Problem requirements: Give the material again in full, matching it exactly.

Data for the task:
--- BEGIN ---

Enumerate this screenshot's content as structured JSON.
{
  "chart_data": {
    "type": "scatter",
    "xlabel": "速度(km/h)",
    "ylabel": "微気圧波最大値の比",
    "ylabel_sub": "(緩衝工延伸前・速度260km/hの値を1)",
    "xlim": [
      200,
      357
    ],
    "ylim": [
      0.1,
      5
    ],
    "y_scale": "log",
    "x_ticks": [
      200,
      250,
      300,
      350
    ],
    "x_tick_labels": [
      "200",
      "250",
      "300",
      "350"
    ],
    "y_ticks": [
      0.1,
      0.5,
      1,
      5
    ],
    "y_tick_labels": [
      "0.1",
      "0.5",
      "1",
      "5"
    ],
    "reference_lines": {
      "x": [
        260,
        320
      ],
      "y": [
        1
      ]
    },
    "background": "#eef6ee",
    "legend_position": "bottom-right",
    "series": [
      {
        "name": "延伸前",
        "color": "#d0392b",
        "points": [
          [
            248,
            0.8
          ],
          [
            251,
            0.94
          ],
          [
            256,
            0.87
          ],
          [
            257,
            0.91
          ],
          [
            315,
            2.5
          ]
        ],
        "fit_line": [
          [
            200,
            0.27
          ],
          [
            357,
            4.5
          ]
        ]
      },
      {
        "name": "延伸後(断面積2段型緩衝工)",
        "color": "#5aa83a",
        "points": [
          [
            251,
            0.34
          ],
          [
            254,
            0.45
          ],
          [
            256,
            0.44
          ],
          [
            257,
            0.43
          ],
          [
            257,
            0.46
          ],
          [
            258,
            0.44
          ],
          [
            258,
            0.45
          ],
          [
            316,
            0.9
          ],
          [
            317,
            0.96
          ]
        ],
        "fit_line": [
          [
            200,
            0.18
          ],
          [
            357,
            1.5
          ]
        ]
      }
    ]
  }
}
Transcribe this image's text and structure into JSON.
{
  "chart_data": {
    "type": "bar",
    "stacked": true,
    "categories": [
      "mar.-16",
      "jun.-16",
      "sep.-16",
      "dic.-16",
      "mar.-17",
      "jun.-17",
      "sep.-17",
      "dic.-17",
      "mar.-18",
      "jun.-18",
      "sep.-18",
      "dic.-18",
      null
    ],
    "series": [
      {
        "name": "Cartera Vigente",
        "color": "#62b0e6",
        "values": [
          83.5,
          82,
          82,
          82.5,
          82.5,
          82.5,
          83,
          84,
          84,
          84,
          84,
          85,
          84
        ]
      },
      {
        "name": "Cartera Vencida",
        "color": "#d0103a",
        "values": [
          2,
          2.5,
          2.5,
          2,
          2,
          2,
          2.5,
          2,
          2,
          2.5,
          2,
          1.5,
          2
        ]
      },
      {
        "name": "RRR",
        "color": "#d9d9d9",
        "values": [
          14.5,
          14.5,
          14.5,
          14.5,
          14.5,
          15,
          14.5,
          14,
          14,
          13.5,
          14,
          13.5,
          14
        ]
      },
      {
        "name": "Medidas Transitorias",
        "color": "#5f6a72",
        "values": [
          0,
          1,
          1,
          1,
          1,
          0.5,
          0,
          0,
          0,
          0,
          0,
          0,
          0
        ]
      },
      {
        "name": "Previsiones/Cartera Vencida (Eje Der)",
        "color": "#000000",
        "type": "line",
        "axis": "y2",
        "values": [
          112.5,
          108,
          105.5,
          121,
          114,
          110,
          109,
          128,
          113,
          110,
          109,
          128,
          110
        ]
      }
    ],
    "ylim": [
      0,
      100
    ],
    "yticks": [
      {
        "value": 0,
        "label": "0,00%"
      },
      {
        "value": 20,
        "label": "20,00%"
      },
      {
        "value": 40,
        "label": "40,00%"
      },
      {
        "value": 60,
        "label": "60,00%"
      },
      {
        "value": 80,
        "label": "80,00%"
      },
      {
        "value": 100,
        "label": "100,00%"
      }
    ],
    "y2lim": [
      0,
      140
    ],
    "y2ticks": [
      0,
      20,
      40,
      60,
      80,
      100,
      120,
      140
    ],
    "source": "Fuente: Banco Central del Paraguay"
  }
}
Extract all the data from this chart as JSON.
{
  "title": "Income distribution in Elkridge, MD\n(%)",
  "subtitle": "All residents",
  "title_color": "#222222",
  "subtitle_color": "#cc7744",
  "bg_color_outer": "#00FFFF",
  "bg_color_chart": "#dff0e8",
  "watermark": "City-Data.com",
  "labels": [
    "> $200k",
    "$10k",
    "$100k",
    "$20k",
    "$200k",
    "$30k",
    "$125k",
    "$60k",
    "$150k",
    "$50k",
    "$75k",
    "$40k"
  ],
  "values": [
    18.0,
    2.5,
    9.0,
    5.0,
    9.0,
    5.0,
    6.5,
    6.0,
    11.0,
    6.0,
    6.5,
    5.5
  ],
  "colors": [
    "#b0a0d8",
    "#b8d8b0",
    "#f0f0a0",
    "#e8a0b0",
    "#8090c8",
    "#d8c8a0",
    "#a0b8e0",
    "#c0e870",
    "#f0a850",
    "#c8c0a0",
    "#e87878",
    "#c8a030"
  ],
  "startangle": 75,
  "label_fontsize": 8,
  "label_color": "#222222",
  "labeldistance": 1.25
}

--- END ---

Task response:
Enumerate this screenshot's content as structured JSON.
{
  "chart_data": {
    "type": "scatter",
    "xlabel": "速度(km/h)",
    "ylabel": "微気圧波最大値の比",
    "ylabel_sub": "(緩衝工延伸前・速度260km/hの値を1)",
    "xlim": [
      200,
      357
    ],
    "ylim": [
      0.1,
      5
    ],
    "y_scale": "log",
    "x_ticks": [
      200,
      250,
      300,
      350
    ],
    "x_tick_labels": [
      "200",
      "250",
      "300",
      "350"
    ],
    "y_ticks": [
      0.1,
      0.5,
      1,
      5
    ],
    "y_tick_labels": [
      "0.1",
      "0.5",
      "1",
      "5"
    ],
    "reference_lines": {
      "x": [
        260,
        320
      ],
      "y": [
        1
      ]
    },
    "background": "#eef6ee",
    "legend_position": "bottom-right",
    "series": [
      {
        "name": "延伸前",
        "color": "#d0392b",
        "points": [
          [
            248,
            0.8
          ],
          [
            251,
            0.94
          ],
          [
            256,
            0.87
          ],
          [
            257,
            0.91
          ],
          [
            315,
            2.5
          ]
        ],
        "fit_line": [
          [
            200,
            0.27
          ],
          [
            357,
            4.5
          ]
        ]
      },
      {
        "name": "延伸後(断面積2段型緩衝工)",
        "color": "#5aa83a",
        "points": [
          [
            251,
            0.34
          ],
          [
            254,
            0.45
          ],
          [
            256,
            0.44
          ],
          [
            257,
            0.43
          ],
          [
            257,
            0.46
          ],
          [
            258,
            0.44
          ],
          [
            258,
            0.45
          ],
          [
            316,
            0.9
          ],
          [
            317,
            0.96
          ]
        ],
        "fit_line": [
          [
            200,
            0.18
          ],
          [
            357,
            1.5
          ]
        ]
      }
    ]
  }
}
Transcribe this image's text and structure into JSON.
{
  "chart_data": {
    "type": "bar",
    "stacked": true,
    "categories": [
      "mar.-16",
      "jun.-16",
      "sep.-16",
      "dic.-16",
      "mar.-17",
      "jun.-17",
      "sep.-17",
      "dic.-17",
      "mar.-18",
      "jun.-18",
      "sep.-18",
      "dic.-18",
      null
    ],
    "series": [
      {
        "name": "Cartera Vigente",
        "color": "#62b0e6",
        "values": [
          83.5,
          82,
          82,
          82.5,
          82.5,
          82.5,
          83,
          84,
          84,
          84,
          84,
          85,
          84
        ]
      },
      {
        "name": "Cartera Vencida",
        "color": "#d0103a",
        "values": [
          2,
          2.5,
          2.5,
          2,
          2,
          2,
          2.5,
          2,
          2,
          2.5,
          2,
          1.5,
          2
        ]
      },
      {
        "name": "RRR",
        "color": "#d9d9d9",
        "values": [
          14.5,
          14.5,
          14.5,
          14.5,
          14.5,
          15,
          14.5,
          14,
          14,
          13.5,
          14,
          13.5,
          14
        ]
      },
      {
        "name": "Medidas Transitorias",
        "color": "#5f6a72",
        "values": [
          0,
          1,
          1,
          1,
          1,
          0.5,
          0,
          0,
          0,
          0,
          0,
          0,
          0
        ]
      },
      {
        "name": "Previsiones/Cartera Vencida (Eje Der)",
        "color": "#000000",
        "type": "line",
        "axis": "y2",
        "values": [
          112.5,
          108,
          105.5,
          121,
          114,
          110,
          109,
          128,
          113,
          110,
          109,
          128,
          110
        ]
      }
    ],
    "ylim": [
      0,
      100
    ],
    "yticks": [
      {
        "value": 0,
        "label": "0,00%"
      },
      {
        "value": 20,
        "label": "20,00%"
      },
      {
        "value": 40,
        "label": "40,00%"
      },
      {
        "value": 60,
        "label": "60,00%"
      },
      {
        "value": 80,
        "label": "80,00%"
      },
      {
        "value": 100,
        "label": "100,00%"
      }
    ],
    "y2lim": [
      0,
      140
    ],
    "y2ticks": [
      0,
      20,
      40,
      60,
      80,
      100,
      120,
      140
    ],
    "source": "Fuente: Banco Central del Paraguay"
  }
}
Extract all the data from this chart as JSON.
{
  "title": "Income distribution in Elkridge, MD\n(%)",
  "subtitle": "All residents",
  "title_color": "#222222",
  "subtitle_color": "#cc7744",
  "bg_color_outer": "#00FFFF",
  "bg_color_chart": "#dff0e8",
  "watermark": "City-Data.com",
  "labels": [
    "> $200k",
    "$10k",
    "$100k",
    "$20k",
    "$200k",
    "$30k",
    "$125k",
    "$60k",
    "$150k",
    "$50k",
    "$75k",
    "$40k"
  ],
  "values": [
    18.0,
    2.5,
    9.0,
    5.0,
    9.0,
    5.0,
    6.5,
    6.0,
    11.0,
    6.0,
    6.5,
    5.5
  ],
  "colors": [
    "#b0a0d8",
    "#b8d8b0",
    "#f0f0a0",
    "#e8a0b0",
    "#8090c8",
    "#d8c8a0",
    "#a0b8e0",
    "#c0e870",
    "#f0a850",
    "#c8c0a0",
    "#e87878",
    "#c8a030"
  ],
  "startangle": 75,
  "label_fontsize": 8,
  "label_color": "#222222",
  "labeldistance": 1.25
}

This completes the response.